**Data in this exercise:**
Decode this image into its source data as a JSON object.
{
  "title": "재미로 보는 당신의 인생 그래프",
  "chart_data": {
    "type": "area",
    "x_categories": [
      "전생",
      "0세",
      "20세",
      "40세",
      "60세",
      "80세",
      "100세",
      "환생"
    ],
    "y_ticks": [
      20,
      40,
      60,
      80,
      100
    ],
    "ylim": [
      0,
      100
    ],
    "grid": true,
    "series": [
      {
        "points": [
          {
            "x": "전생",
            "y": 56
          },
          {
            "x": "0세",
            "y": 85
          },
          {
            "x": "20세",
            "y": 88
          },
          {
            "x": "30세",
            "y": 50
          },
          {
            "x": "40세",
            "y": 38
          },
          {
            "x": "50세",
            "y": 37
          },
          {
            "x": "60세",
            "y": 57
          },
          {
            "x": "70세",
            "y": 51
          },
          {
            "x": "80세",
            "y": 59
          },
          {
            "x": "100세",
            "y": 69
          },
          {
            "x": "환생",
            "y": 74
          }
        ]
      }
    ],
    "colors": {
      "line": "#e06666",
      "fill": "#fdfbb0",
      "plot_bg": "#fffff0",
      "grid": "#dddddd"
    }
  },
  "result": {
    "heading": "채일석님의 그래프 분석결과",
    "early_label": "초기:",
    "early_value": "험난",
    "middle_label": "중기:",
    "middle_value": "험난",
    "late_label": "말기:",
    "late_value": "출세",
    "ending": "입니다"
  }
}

**Directive:**
Write out every record verbatim.

**Full output:**
Decode this image into its source data as a JSON object.
{
  "title": "재미로 보는 당신의 인생 그래프",
  "chart_data": {
    "type": "area",
    "x_categories": [
      "전생",
      "0세",
      "20세",
      "40세",
      "60세",
      "80세",
      "100세",
      "환생"
    ],
    "y_ticks": [
      20,
      40,
      60,
      80,
      100
    ],
    "ylim": [
      0,
      100
    ],
    "grid": true,
    "series": [
      {
        "points": [
          {
            "x": "전생",
            "y": 56
          },
          {
            "x": "0세",
            "y": 85
          },
          {
            "x": "20세",
            "y": 88
          },
          {
            "x": "30세",
            "y": 50
          },
          {
            "x": "40세",
            "y": 38
          },
          {
            "x": "50세",
            "y": 37
          },
          {
            "x": "60세",
            "y": 57
          },
          {
            "x": "70세",
            "y": 51
          },
          {
            "x": "80세",
            "y": 59
          },
          {
            "x": "100세",
            "y": 69
          },
          {
            "x": "환생",
            "y": 74
          }
        ]
      }
    ],
    "colors": {
      "line": "#e06666",
      "fill": "#fdfbb0",
      "plot_bg": "#fffff0",
      "grid": "#dddddd"
    }
  },
  "result": {
    "heading": "채일석님의 그래프 분석결과",
    "early_label": "초기:",
    "early_value": "험난",
    "middle_label": "중기:",
    "middle_value": "험난",
    "late_label": "말기:",
    "late_value": "출세",
    "ending": "입니다"
  }
}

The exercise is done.